___ Material to process

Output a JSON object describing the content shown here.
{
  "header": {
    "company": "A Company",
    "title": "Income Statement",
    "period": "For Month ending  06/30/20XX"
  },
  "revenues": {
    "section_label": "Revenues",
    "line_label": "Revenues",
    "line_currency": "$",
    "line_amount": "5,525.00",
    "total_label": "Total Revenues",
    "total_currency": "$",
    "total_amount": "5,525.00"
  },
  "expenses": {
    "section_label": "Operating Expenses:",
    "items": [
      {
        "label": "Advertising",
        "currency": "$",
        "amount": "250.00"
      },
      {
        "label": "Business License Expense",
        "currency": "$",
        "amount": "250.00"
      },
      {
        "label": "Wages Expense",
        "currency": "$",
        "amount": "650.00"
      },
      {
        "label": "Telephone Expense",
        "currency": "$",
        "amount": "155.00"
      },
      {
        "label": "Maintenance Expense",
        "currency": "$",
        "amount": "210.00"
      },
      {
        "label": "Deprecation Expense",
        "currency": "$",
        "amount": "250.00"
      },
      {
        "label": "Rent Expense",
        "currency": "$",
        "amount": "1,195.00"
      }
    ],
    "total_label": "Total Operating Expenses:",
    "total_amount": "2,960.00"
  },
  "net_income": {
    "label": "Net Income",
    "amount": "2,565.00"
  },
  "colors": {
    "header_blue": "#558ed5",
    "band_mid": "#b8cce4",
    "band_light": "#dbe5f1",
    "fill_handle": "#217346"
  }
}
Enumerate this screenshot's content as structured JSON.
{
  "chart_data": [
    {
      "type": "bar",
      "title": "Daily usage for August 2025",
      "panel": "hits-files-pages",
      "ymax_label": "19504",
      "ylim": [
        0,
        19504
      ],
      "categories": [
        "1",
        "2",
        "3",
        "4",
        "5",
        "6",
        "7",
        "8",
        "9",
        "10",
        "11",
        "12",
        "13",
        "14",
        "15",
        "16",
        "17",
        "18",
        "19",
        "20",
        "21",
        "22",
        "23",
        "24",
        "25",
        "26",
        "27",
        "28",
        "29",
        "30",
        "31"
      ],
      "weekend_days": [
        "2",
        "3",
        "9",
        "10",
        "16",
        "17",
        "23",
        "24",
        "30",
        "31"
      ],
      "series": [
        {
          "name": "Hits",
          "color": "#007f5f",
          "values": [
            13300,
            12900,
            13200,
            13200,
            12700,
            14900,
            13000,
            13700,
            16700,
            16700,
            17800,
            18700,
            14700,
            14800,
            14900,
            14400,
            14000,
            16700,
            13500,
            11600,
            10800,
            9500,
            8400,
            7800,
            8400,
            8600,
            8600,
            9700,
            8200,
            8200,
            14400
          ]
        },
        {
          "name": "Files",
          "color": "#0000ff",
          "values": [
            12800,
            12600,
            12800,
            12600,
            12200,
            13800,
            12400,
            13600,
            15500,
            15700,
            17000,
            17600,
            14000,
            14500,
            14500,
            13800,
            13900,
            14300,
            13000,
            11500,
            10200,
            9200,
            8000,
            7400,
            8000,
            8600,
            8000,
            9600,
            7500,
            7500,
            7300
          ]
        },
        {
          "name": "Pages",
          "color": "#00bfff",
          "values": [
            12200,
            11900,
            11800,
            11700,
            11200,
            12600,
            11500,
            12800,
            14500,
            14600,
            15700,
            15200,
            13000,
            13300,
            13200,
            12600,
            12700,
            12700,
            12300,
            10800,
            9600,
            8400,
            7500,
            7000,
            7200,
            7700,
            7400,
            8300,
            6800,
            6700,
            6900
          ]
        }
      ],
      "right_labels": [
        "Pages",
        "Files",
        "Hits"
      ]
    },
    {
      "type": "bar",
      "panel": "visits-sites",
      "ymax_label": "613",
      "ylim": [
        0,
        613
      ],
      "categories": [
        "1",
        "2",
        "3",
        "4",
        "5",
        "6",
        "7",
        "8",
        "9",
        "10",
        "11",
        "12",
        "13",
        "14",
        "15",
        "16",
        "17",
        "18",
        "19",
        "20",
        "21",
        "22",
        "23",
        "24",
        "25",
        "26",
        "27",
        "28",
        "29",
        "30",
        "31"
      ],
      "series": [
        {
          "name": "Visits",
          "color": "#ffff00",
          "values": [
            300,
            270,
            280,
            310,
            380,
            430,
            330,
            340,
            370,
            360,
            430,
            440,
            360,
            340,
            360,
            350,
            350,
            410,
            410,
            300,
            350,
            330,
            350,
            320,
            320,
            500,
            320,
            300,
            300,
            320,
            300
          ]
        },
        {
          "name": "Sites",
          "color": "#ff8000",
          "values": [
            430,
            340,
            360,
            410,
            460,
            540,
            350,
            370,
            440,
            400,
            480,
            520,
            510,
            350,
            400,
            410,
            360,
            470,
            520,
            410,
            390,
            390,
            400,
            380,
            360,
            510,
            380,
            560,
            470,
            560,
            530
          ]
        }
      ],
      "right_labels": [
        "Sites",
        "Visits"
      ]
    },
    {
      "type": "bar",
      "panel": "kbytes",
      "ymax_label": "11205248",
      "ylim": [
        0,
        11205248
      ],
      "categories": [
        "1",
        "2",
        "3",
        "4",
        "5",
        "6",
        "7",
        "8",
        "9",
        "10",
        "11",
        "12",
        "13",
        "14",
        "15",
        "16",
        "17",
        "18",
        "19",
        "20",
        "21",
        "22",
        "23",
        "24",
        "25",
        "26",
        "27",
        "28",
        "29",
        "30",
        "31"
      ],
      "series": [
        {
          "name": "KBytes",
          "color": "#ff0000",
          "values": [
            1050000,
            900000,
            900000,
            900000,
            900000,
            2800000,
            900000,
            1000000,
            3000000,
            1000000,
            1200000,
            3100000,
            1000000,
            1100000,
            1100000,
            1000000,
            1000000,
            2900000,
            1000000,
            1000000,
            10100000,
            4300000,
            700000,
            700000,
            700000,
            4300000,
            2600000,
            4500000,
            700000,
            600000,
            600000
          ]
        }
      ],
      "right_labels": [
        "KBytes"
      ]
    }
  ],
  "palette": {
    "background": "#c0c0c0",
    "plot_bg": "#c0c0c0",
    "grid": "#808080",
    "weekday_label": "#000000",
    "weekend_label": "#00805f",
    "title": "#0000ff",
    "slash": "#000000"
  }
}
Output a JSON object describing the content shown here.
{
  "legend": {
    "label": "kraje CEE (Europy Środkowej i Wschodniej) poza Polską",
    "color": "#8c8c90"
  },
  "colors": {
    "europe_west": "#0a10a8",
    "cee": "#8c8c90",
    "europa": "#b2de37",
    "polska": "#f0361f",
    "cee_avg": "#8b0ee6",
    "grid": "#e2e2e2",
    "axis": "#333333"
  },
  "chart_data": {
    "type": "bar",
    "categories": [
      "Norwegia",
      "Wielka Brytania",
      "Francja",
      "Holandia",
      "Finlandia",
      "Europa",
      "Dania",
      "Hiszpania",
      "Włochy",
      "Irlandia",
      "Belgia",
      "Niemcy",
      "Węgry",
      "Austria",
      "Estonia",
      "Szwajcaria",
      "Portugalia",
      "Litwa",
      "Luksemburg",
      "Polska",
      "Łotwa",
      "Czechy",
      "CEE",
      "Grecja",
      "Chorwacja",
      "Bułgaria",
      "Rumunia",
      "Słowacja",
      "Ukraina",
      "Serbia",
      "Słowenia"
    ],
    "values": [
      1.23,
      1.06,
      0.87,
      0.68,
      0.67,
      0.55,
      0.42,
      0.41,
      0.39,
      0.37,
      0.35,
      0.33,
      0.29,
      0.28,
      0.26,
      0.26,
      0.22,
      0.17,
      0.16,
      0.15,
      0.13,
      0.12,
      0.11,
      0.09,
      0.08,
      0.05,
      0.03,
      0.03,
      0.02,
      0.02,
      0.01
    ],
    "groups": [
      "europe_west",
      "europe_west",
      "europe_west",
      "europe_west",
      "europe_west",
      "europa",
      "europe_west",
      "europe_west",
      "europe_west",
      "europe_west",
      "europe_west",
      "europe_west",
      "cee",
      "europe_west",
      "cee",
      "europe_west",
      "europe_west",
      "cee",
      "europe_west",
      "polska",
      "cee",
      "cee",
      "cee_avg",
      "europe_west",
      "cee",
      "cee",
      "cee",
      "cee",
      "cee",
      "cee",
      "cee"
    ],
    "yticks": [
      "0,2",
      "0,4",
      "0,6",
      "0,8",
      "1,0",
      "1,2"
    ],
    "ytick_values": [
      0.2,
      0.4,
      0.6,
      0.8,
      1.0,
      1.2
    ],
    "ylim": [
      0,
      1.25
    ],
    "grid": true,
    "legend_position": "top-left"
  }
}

______

* Problem details
Considering only the records above, state the number of lines that include the word "Operating", with nothing added.

* Written response
2